— Start —

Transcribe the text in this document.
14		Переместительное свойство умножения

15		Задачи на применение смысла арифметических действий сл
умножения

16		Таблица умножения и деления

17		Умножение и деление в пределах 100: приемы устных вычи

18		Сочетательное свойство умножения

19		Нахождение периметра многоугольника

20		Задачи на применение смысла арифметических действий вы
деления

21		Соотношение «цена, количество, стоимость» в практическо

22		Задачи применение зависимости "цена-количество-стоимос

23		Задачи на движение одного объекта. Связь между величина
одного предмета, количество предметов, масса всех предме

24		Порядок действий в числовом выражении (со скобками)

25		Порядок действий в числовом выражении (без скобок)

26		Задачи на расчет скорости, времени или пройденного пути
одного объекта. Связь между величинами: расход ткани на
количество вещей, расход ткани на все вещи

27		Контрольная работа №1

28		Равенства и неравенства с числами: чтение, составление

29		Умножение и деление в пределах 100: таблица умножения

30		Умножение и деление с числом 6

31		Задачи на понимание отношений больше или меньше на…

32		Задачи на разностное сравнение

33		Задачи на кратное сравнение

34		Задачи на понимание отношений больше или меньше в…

— End —

» INSTRUCTIONS TO FOLLOW
The whole listing above needs to be written out again exactly.

» THE RESPONSE
Transcribe the text in this document.
14		Переместительное свойство умножения

15		Задачи на применение смысла арифметических действий сл
умножения

16		Таблица умножения и деления

17		Умножение и деление в пределах 100: приемы устных вычи

18		Сочетательное свойство умножения

19		Нахождение периметра многоугольника

20		Задачи на применение смысла арифметических действий вы
деления

21		Соотношение «цена, количество, стоимость» в практическо

22		Задачи применение зависимости "цена-количество-стоимос

23		Задачи на движение одного объекта. Связь между величина
одного предмета, количество предметов, масса всех предме

24		Порядок действий в числовом выражении (со скобками)

25		Порядок действий в числовом выражении (без скобок)

26		Задачи на расчет скорости, времени или пройденного пути
одного объекта. Связь между величинами: расход ткани на
количество вещей, расход ткани на все вещи

27		Контрольная работа №1

28		Равенства и неравенства с числами: чтение, составление

29		Умножение и деление в пределах 100: таблица умножения

30		Умножение и деление с числом 6

31		Задачи на понимание отношений больше или меньше на…

32		Задачи на разностное сравнение

33		Задачи на кратное сравнение

34		Задачи на понимание отношений больше или меньше в…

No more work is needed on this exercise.